### [Entries provided]
******************************
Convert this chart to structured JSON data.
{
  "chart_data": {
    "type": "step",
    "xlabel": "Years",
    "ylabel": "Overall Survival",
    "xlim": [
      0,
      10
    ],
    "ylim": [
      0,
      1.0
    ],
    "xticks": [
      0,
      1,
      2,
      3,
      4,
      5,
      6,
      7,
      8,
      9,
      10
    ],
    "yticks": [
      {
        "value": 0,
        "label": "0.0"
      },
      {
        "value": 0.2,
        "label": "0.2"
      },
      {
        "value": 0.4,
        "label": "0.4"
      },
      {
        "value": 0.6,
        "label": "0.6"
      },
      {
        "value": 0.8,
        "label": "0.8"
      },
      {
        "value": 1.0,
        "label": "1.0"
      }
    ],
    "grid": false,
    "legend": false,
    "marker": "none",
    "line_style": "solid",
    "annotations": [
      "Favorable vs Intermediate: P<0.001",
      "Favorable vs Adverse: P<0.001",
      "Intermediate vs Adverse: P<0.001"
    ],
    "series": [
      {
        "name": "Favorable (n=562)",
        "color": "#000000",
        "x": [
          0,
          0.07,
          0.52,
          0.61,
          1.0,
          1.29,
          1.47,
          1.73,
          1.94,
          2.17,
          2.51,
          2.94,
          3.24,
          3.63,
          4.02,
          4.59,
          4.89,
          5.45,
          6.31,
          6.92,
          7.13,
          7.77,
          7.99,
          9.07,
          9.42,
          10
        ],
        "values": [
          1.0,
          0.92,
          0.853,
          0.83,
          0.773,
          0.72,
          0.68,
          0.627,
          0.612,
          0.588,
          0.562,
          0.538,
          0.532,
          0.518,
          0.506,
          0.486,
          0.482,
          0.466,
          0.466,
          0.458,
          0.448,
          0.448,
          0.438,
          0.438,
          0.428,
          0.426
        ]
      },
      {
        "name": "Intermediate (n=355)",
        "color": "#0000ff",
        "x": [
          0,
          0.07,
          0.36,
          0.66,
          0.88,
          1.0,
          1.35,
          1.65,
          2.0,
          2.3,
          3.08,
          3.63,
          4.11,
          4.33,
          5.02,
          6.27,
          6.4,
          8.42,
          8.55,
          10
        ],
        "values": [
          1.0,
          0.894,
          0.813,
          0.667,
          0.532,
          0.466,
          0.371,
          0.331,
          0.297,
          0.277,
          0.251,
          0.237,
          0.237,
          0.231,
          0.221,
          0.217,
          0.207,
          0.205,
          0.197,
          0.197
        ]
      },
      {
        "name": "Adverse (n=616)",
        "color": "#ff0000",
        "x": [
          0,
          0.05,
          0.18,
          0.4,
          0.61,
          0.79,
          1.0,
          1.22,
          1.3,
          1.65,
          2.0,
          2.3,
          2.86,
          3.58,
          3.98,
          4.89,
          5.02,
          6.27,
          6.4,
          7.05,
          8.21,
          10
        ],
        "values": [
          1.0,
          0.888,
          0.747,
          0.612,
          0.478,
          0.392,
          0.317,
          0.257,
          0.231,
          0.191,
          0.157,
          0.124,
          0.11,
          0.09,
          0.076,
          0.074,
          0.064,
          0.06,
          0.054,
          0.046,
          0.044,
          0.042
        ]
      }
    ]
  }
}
******************************
Please set down the whole listing above without altering a single line.

Convert this chart to structured JSON data.
{
  "chart_data": {
    "type": "step",
    "xlabel": "Years",
    "ylabel": "Overall Survival",
    "xlim": [
      0,
      10
    ],
    "ylim": [
      0,
      1.0
    ],
    "xticks": [
      0,
      1,
      2,
      3,
      4,
      5,
      6,
      7,
      8,
      9,
      10
    ],
    "yticks": [
      {
        "value": 0,
        "label": "0.0"
      },
      {
        "value": 0.2,
        "label": "0.2"
      },
      {
        "value": 0.4,
        "label": "0.4"
      },
      {
        "value": 0.6,
        "label": "0.6"
      },
      {
        "value": 0.8,
        "label": "0.8"
      },
      {
        "value": 1.0,
        "label": "1.0"
      }
    ],
    "grid": false,
    "legend": false,
    "marker": "none",
    "line_style": "solid",
    "annotations": [
      "Favorable vs Intermediate: P<0.001",
      "Favorable vs Adverse: P<0.001",
      "Intermediate vs Adverse: P<0.001"
    ],
    "series": [
      {
        "name": "Favorable (n=562)",
        "color": "#000000",
        "x": [
          0,
          0.07,
          0.52,
          0.61,
          1.0,
          1.29,
          1.47,
          1.73,
          1.94,
          2.17,
          2.51,
          2.94,
          3.24,
          3.63,
          4.02,
          4.59,
          4.89,
          5.45,
          6.31,
          6.92,
          7.13,
          7.77,
          7.99,
          9.07,
          9.42,
          10
        ],
        "values": [
          1.0,
          0.92,
          0.853,
          0.83,
          0.773,
          0.72,
          0.68,
          0.627,
          0.612,
          0.588,
          0.562,
          0.538,
          0.532,
          0.518,
          0.506,
          0.486,
          0.482,
          0.466,
          0.466,
          0.458,
          0.448,
          0.448,
          0.438,
          0.438,
          0.428,
          0.426
        ]
      },
      {
        "name": "Intermediate (n=355)",
        "color": "#0000ff",
        "x": [
          0,
          0.07,
          0.36,
          0.66,
          0.88,
          1.0,
          1.35,
          1.65,
          2.0,
          2.3,
          3.08,
          3.63,
          4.11,
          4.33,
          5.02,
          6.27,
          6.4,
          8.42,
          8.55,
          10
        ],
        "values": [
          1.0,
          0.894,
          0.813,
          0.667,
          0.532,
          0.466,
          0.371,
          0.331,
          0.297,
          0.277,
          0.251,
          0.237,
          0.237,
          0.231,
          0.221,
          0.217,
          0.207,
          0.205,
          0.197,
          0.197
        ]
      },
      {
        "name": "Adverse (n=616)",
        "color": "#ff0000",
        "x": [
          0,
          0.05,
          0.18,
          0.4,
          0.61,
          0.79,
          1.0,
          1.22,
          1.3,
          1.65,
          2.0,
          2.3,
          2.86,
          3.58,
          3.98,
          4.89,
          5.02,
          6.27,
          6.4,
          7.05,
          8.21,
          10
        ],
        "values": [
          1.0,
          0.888,
          0.747,
          0.612,
          0.478,
          0.392,
          0.317,
          0.257,
          0.231,
          0.191,
          0.157,
          0.124,
          0.11,
          0.09,
          0.076,
          0.074,
          0.064,
          0.06,
          0.054,
          0.046,
          0.044,
          0.042
        ]
      }
    ]
  }
}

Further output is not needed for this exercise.